▶ **STATED EXERCISE**: Quote, without change, all of the lines that follow.

▶ **RECORDS PROVIDED**:
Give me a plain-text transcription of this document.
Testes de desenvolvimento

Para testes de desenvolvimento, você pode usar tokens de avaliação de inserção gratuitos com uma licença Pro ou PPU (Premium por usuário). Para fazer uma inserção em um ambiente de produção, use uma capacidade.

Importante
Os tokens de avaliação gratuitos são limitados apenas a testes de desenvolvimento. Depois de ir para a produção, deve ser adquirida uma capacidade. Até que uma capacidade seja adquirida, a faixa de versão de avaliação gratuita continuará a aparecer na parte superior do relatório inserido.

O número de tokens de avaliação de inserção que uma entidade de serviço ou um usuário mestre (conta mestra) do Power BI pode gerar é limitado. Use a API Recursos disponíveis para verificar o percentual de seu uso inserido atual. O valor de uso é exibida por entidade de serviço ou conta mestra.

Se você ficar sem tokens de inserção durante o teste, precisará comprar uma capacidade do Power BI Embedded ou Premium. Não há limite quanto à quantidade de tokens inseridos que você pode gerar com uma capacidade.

▶ **OUTPUT**:
Give me a plain-text transcription of this document.
Testes de desenvolvimento

Para testes de desenvolvimento, você pode usar tokens de avaliação de inserção gratuitos com uma licença Pro ou PPU (Premium por usuário). Para fazer uma inserção em um ambiente de produção, use uma capacidade.

Importante
Os tokens de avaliação gratuitos são limitados apenas a testes de desenvolvimento. Depois de ir para a produção, deve ser adquirida uma capacidade. Até que uma capacidade seja adquirida, a faixa de versão de avaliação gratuita continuará a aparecer na parte superior do relatório inserido.

O número de tokens de avaliação de inserção que uma entidade de serviço ou um usuário mestre (conta mestra) do Power BI pode gerar é limitado. Use a API Recursos disponíveis para verificar o percentual de seu uso inserido atual. O valor de uso é exibida por entidade de serviço ou conta mestra.

Se você ficar sem tokens de inserção durante o teste, precisará comprar uma capacidade do Power BI Embedded ou Premium. Não há limite quanto à quantidade de tokens inseridos que você pode gerar com uma capacidade.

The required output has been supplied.